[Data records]
* Start *
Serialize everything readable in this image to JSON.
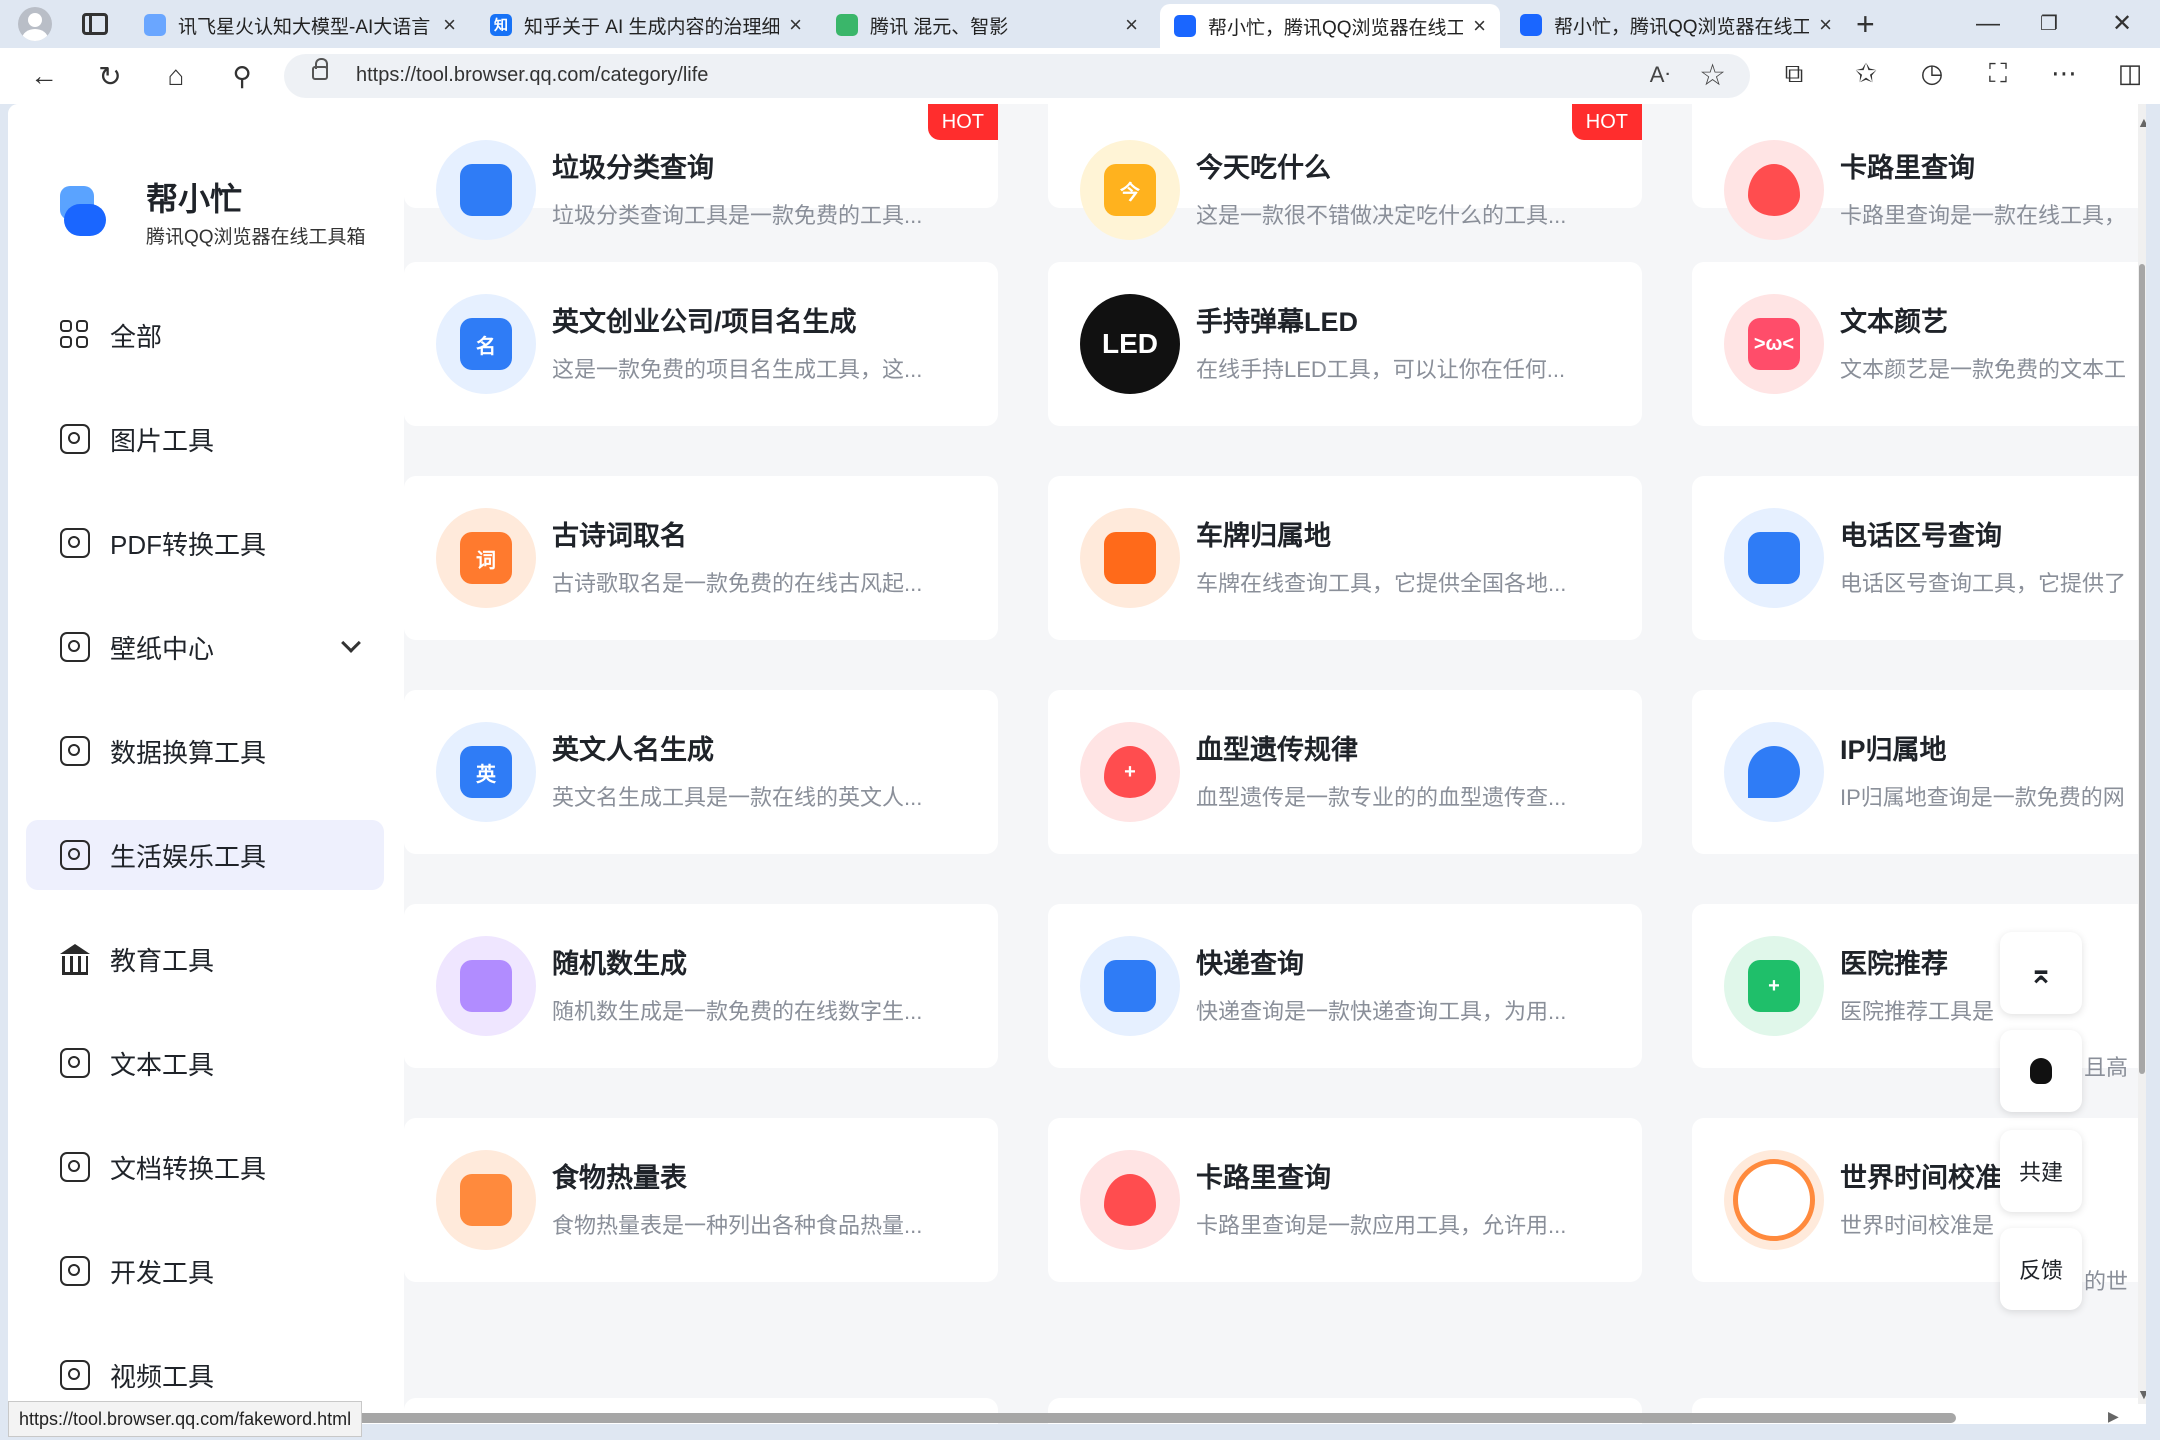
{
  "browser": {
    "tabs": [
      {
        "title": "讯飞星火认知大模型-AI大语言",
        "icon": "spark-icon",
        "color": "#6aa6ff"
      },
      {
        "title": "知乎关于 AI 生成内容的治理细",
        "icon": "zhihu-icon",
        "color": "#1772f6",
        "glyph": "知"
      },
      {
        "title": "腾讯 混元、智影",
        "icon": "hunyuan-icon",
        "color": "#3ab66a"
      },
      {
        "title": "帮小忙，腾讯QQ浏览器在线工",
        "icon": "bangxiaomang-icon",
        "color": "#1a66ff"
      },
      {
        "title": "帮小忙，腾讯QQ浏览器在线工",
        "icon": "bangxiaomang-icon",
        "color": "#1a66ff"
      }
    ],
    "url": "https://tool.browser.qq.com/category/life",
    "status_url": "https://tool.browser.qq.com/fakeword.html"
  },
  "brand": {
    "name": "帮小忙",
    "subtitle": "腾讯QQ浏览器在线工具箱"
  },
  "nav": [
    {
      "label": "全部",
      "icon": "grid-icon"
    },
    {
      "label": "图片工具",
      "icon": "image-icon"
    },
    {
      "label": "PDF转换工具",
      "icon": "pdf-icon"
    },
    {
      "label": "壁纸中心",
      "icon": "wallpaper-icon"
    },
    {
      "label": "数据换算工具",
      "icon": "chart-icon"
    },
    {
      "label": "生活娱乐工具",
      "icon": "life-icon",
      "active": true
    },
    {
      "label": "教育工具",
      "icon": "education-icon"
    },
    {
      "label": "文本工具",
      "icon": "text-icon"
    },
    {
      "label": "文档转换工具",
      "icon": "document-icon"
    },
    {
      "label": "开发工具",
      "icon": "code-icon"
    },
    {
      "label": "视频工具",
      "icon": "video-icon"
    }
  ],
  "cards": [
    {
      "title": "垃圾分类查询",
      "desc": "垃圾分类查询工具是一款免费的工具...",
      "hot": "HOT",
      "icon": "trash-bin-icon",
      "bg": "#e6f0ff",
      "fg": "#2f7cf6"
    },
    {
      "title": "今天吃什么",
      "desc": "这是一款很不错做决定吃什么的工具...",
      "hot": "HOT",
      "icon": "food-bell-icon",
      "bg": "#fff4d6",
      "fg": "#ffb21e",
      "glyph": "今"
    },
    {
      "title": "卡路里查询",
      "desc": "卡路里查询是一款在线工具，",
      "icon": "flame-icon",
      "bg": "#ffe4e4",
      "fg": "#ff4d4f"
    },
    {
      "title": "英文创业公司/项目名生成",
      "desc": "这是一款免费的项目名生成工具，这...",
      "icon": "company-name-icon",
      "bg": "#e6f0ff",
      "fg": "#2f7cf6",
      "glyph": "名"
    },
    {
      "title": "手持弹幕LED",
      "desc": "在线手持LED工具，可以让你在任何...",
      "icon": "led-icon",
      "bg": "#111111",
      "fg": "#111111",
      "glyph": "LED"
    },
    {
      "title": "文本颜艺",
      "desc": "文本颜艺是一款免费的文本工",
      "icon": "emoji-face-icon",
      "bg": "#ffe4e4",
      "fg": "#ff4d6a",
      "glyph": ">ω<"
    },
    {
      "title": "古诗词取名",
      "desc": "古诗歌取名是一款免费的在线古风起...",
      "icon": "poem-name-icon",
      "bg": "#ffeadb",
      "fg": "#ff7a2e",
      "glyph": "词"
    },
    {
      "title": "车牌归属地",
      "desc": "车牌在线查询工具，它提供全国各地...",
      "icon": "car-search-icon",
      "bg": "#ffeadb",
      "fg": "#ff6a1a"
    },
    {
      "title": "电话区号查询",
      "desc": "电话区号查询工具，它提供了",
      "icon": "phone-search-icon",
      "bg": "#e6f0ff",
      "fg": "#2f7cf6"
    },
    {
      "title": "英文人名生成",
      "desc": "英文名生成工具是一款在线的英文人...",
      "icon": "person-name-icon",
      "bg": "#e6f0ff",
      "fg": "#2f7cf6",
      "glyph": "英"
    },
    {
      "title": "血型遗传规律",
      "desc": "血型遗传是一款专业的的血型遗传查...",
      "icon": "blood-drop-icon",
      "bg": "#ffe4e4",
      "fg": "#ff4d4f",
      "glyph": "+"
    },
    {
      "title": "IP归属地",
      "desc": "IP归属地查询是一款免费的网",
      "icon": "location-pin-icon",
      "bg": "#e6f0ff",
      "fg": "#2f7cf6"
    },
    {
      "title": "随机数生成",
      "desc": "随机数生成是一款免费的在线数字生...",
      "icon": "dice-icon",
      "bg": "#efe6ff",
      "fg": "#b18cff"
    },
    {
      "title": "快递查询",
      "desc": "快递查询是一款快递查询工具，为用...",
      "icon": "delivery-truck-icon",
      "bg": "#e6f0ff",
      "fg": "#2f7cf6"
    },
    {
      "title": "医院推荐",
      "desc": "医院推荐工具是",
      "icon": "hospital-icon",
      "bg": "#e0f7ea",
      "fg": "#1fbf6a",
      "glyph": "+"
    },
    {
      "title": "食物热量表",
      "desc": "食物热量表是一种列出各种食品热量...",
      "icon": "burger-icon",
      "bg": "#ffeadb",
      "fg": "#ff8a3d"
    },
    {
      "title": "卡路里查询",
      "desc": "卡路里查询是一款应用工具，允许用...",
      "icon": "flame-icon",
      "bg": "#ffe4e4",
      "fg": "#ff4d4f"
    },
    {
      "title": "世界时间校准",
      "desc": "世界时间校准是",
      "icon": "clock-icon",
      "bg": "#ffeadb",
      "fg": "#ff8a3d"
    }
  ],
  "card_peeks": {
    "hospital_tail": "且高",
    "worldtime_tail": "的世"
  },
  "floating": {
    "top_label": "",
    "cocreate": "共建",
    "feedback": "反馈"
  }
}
* End *
#### [WRITTEN PROBLEM]
Without the pictures, extract every entry verbatim.

#### [PROBLEM SOLUTION]
Serialize everything readable in this image to JSON.
{
  "browser": {
    "tabs": [
      {
        "title": "讯飞星火认知大模型-AI大语言",
        "icon": "spark-icon",
        "color": "#6aa6ff"
      },
      {
        "title": "知乎关于 AI 生成内容的治理细",
        "icon": "zhihu-icon",
        "color": "#1772f6",
        "glyph": "知"
      },
      {
        "title": "腾讯 混元、智影",
        "icon": "hunyuan-icon",
        "color": "#3ab66a"
      },
      {
        "title": "帮小忙，腾讯QQ浏览器在线工",
        "icon": "bangxiaomang-icon",
        "color": "#1a66ff"
      },
      {
        "title": "帮小忙，腾讯QQ浏览器在线工",
        "icon": "bangxiaomang-icon",
        "color": "#1a66ff"
      }
    ],
    "url": "https://tool.browser.qq.com/category/life",
    "status_url": "https://tool.browser.qq.com/fakeword.html"
  },
  "brand": {
    "name": "帮小忙",
    "subtitle": "腾讯QQ浏览器在线工具箱"
  },
  "nav": [
    {
      "label": "全部",
      "icon": "grid-icon"
    },
    {
      "label": "图片工具",
      "icon": "image-icon"
    },
    {
      "label": "PDF转换工具",
      "icon": "pdf-icon"
    },
    {
      "label": "壁纸中心",
      "icon": "wallpaper-icon"
    },
    {
      "label": "数据换算工具",
      "icon": "chart-icon"
    },
    {
      "label": "生活娱乐工具",
      "icon": "life-icon",
      "active": true
    },
    {
      "label": "教育工具",
      "icon": "education-icon"
    },
    {
      "label": "文本工具",
      "icon": "text-icon"
    },
    {
      "label": "文档转换工具",
      "icon": "document-icon"
    },
    {
      "label": "开发工具",
      "icon": "code-icon"
    },
    {
      "label": "视频工具",
      "icon": "video-icon"
    }
  ],
  "cards": [
    {
      "title": "垃圾分类查询",
      "desc": "垃圾分类查询工具是一款免费的工具...",
      "hot": "HOT",
      "icon": "trash-bin-icon",
      "bg": "#e6f0ff",
      "fg": "#2f7cf6"
    },
    {
      "title": "今天吃什么",
      "desc": "这是一款很不错做决定吃什么的工具...",
      "hot": "HOT",
      "icon": "food-bell-icon",
      "bg": "#fff4d6",
      "fg": "#ffb21e",
      "glyph": "今"
    },
    {
      "title": "卡路里查询",
      "desc": "卡路里查询是一款在线工具，",
      "icon": "flame-icon",
      "bg": "#ffe4e4",
      "fg": "#ff4d4f"
    },
    {
      "title": "英文创业公司/项目名生成",
      "desc": "这是一款免费的项目名生成工具，这...",
      "icon": "company-name-icon",
      "bg": "#e6f0ff",
      "fg": "#2f7cf6",
      "glyph": "名"
    },
    {
      "title": "手持弹幕LED",
      "desc": "在线手持LED工具，可以让你在任何...",
      "icon": "led-icon",
      "bg": "#111111",
      "fg": "#111111",
      "glyph": "LED"
    },
    {
      "title": "文本颜艺",
      "desc": "文本颜艺是一款免费的文本工",
      "icon": "emoji-face-icon",
      "bg": "#ffe4e4",
      "fg": "#ff4d6a",
      "glyph": ">ω<"
    },
    {
      "title": "古诗词取名",
      "desc": "古诗歌取名是一款免费的在线古风起...",
      "icon": "poem-name-icon",
      "bg": "#ffeadb",
      "fg": "#ff7a2e",
      "glyph": "词"
    },
    {
      "title": "车牌归属地",
      "desc": "车牌在线查询工具，它提供全国各地...",
      "icon": "car-search-icon",
      "bg": "#ffeadb",
      "fg": "#ff6a1a"
    },
    {
      "title": "电话区号查询",
      "desc": "电话区号查询工具，它提供了",
      "icon": "phone-search-icon",
      "bg": "#e6f0ff",
      "fg": "#2f7cf6"
    },
    {
      "title": "英文人名生成",
      "desc": "英文名生成工具是一款在线的英文人...",
      "icon": "person-name-icon",
      "bg": "#e6f0ff",
      "fg": "#2f7cf6",
      "glyph": "英"
    },
    {
      "title": "血型遗传规律",
      "desc": "血型遗传是一款专业的的血型遗传查...",
      "icon": "blood-drop-icon",
      "bg": "#ffe4e4",
      "fg": "#ff4d4f",
      "glyph": "+"
    },
    {
      "title": "IP归属地",
      "desc": "IP归属地查询是一款免费的网",
      "icon": "location-pin-icon",
      "bg": "#e6f0ff",
      "fg": "#2f7cf6"
    },
    {
      "title": "随机数生成",
      "desc": "随机数生成是一款免费的在线数字生...",
      "icon": "dice-icon",
      "bg": "#efe6ff",
      "fg": "#b18cff"
    },
    {
      "title": "快递查询",
      "desc": "快递查询是一款快递查询工具，为用...",
      "icon": "delivery-truck-icon",
      "bg": "#e6f0ff",
      "fg": "#2f7cf6"
    },
    {
      "title": "医院推荐",
      "desc": "医院推荐工具是",
      "icon": "hospital-icon",
      "bg": "#e0f7ea",
      "fg": "#1fbf6a",
      "glyph": "+"
    },
    {
      "title": "食物热量表",
      "desc": "食物热量表是一种列出各种食品热量...",
      "icon": "burger-icon",
      "bg": "#ffeadb",
      "fg": "#ff8a3d"
    },
    {
      "title": "卡路里查询",
      "desc": "卡路里查询是一款应用工具，允许用...",
      "icon": "flame-icon",
      "bg": "#ffe4e4",
      "fg": "#ff4d4f"
    },
    {
      "title": "世界时间校准",
      "desc": "世界时间校准是",
      "icon": "clock-icon",
      "bg": "#ffeadb",
      "fg": "#ff8a3d"
    }
  ],
  "card_peeks": {
    "hospital_tail": "且高",
    "worldtime_tail": "的世"
  },
  "floating": {
    "top_label": "",
    "cocreate": "共建",
    "feedback": "反馈"
  }
}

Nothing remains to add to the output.